● **短い問題 1**
下の一覧の行をすべて、一字も変えずに複製すること。画像は答えに入れない。

^^^^^^^^

中国3000万台生産時代に部品メーカー参入のラストチャンス

東龍日聯企業管理有限公司董事長兼総経理の東和男氏
東龍日聯企業管理有限公司董事長兼総経理の東和男氏

 東氏は「中国で生産する日本メーカーは、自動車に必要な部品3万点のうち、日本から47パーセントを輸入している状況。積極的に現地調達率を高めていかないとこれから進むコスト競争には勝てない」という。「そのためには自力ではなかなか進出が難しいティア2以下の部品メーカーの進出を促し、支援できる工業団地の建設が不可欠だった」という。

 その一方で、「2020年には全世界で1億台の車が生産される見通しだが、そこに中国が占める割合は4割近くに達する。2015年にも中国が生産する自動車販売台数は3000万台に上る見通しで、日本メーカーだけでなく、中国メーカーや中国に進出している欧米メーカーに対しても日本の部品メーカーが部品を供給できるチャンス」(東氏)でもある。

^^^^^^^^

● **短い問題 2**
抜粋した文章で、中国で生産する日本メーカーは自動車部品の何パーセントを日本から輸入しているとされているか。

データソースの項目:
^^^^^^^^

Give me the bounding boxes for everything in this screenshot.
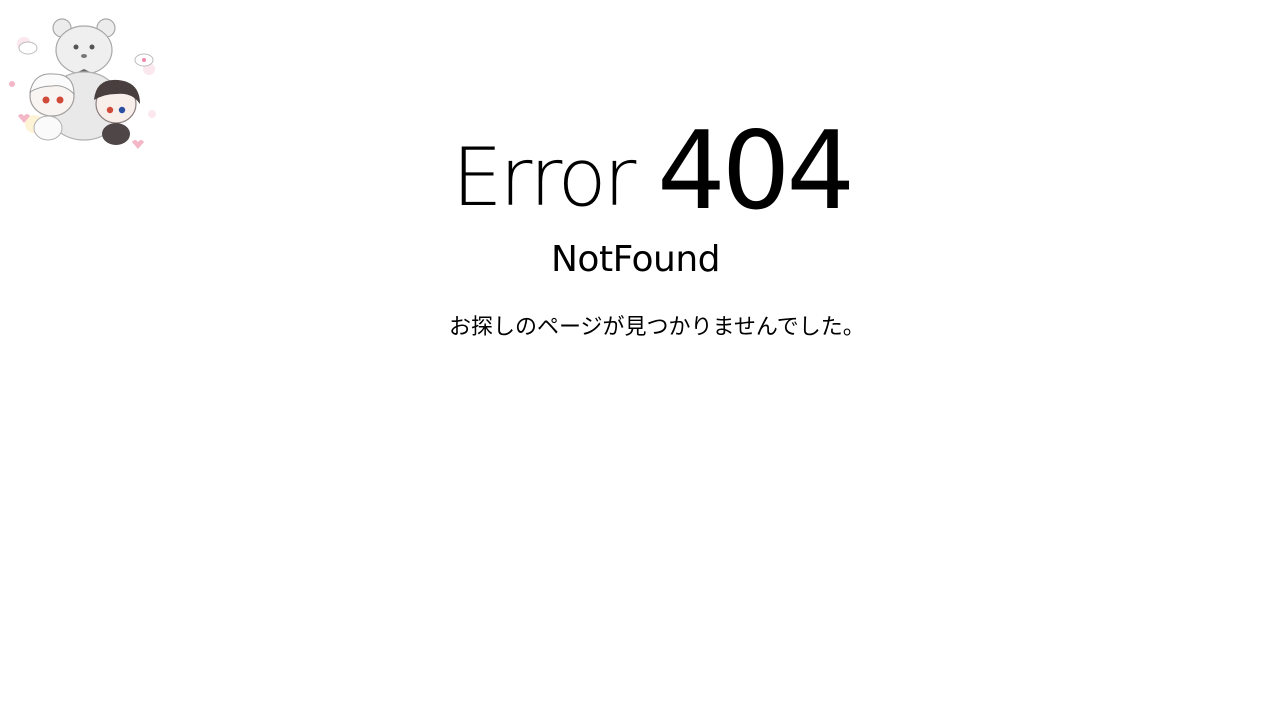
chibi-bear-logo: [4, 14, 162, 154]
error-code: 404: [657, 109, 855, 234]
error-word: Error: [452, 131, 636, 224]
error-page: Error 404 NotFound お探しのページが見つかりませんでした。: [0, 0, 1280, 720]
chibi-bear-icon: [9, 18, 156, 149]
error-subtitle: NotFound: [551, 239, 721, 280]
error-message: お探しのページが見つかりませんでした。: [449, 315, 865, 340]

^^^^^^^^

● **正しい答え 1**
Give me the bounding boxes for everything in this screenshot.
chibi-bear-logo: [4, 14, 162, 154]
error-code: 404: [657, 109, 855, 234]
error-word: Error: [452, 131, 636, 224]
error-page: Error 404 NotFound お探しのページが見つかりませんでした。: [0, 0, 1280, 720]
chibi-bear-icon: [9, 18, 156, 149]
error-subtitle: NotFound: [551, 239, 721, 280]
error-message: お探しのページが見つかりませんでした。: [449, 315, 865, 340]

● **正しい答え 2**
47パーセント。